# Data supplied start

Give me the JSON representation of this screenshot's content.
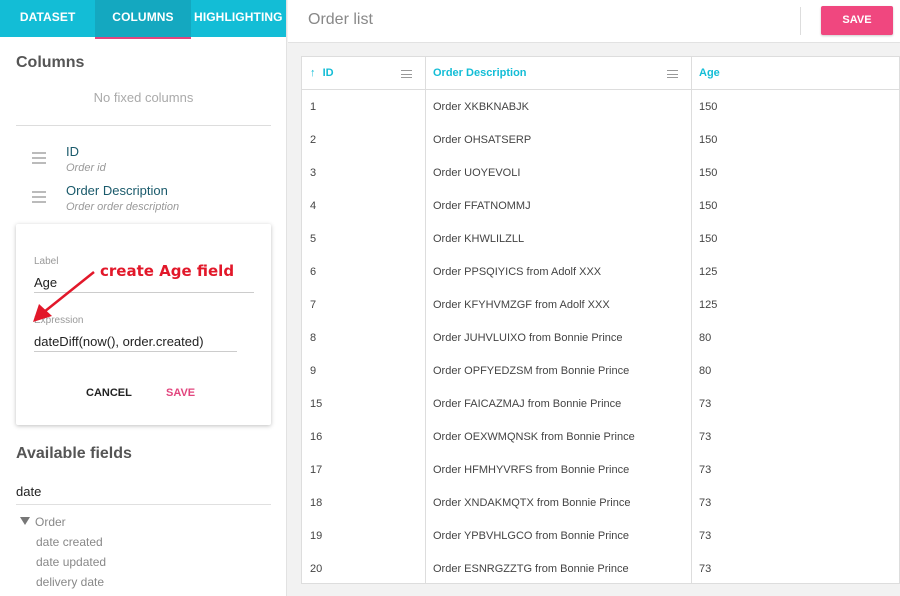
{
  "sidebar": {
    "tabs": [
      {
        "label": "DATASET",
        "active": false
      },
      {
        "label": "COLUMNS",
        "active": true
      },
      {
        "label": "HIGHLIGHTING",
        "active": false
      }
    ],
    "columns_title": "Columns",
    "no_fixed_columns": "No fixed columns",
    "columns": [
      {
        "name": "ID",
        "description": "Order id"
      },
      {
        "name": "Order Description",
        "description": "Order order description"
      }
    ],
    "editor": {
      "label_caption": "Label",
      "label_value": "Age",
      "expression_caption": "Expression",
      "expression_value": "dateDiff(now(), order.created)",
      "cancel": "CANCEL",
      "save": "SAVE"
    },
    "annotation": "create Age field",
    "available_fields_title": "Available fields",
    "filter_value": "date",
    "tree": {
      "group": "Order",
      "items": [
        "date created",
        "date updated",
        "delivery date"
      ]
    }
  },
  "header": {
    "title": "Order list",
    "save": "SAVE"
  },
  "table": {
    "columns": [
      {
        "label": "ID",
        "sort_icon": "↑"
      },
      {
        "label": "Order Description"
      },
      {
        "label": "Age"
      }
    ],
    "rows": [
      {
        "id": "1",
        "desc": "Order XKBKNABJK",
        "age": "150"
      },
      {
        "id": "2",
        "desc": "Order OHSATSERP",
        "age": "150"
      },
      {
        "id": "3",
        "desc": "Order UOYEVOLI",
        "age": "150"
      },
      {
        "id": "4",
        "desc": "Order FFATNOMMJ",
        "age": "150"
      },
      {
        "id": "5",
        "desc": "Order KHWLILZLL",
        "age": "150"
      },
      {
        "id": "6",
        "desc": "Order PPSQIYICS from Adolf XXX",
        "age": "125"
      },
      {
        "id": "7",
        "desc": "Order KFYHVMZGF from Adolf XXX",
        "age": "125"
      },
      {
        "id": "8",
        "desc": "Order JUHVLUIXO from Bonnie Prince",
        "age": "80"
      },
      {
        "id": "9",
        "desc": "Order OPFYEDZSM from Bonnie Prince",
        "age": "80"
      },
      {
        "id": "15",
        "desc": "Order FAICAZMAJ from Bonnie Prince",
        "age": "73"
      },
      {
        "id": "16",
        "desc": "Order OEXWMQNSK from Bonnie Prince",
        "age": "73"
      },
      {
        "id": "17",
        "desc": "Order HFMHYVRFS from Bonnie Prince",
        "age": "73"
      },
      {
        "id": "18",
        "desc": "Order XNDAKMQTX from Bonnie Prince",
        "age": "73"
      },
      {
        "id": "19",
        "desc": "Order YPBVHLGCO from Bonnie Prince",
        "age": "73"
      },
      {
        "id": "20",
        "desc": "Order ESNRGZZTG from Bonnie Prince",
        "age": "73"
      }
    ]
  },
  "colors": {
    "accent": "#13bdd6",
    "primary": "#f0477f",
    "annotation": "#e2182a"
  }
}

# Data supplied end

* Short task *
Show every line from the listing above in which the string "Bonnie" appears.

* Answer to this problem *
        "desc": "Order JUHVLUIXO from Bonnie Prince",
        "desc": "Order OPFYEDZSM from Bonnie Prince",
        "desc": "Order FAICAZMAJ from Bonnie Prince",
        "desc": "Order OEXWMQNSK from Bonnie Prince",
        "desc": "Order HFMHYVRFS from Bonnie Prince",
        "desc": "Order XNDAKMQTX from Bonnie Prince",
        "desc": "Order YPBVHLGCO from Bonnie Prince",
        "desc": "Order ESNRGZZTG from Bonnie Prince",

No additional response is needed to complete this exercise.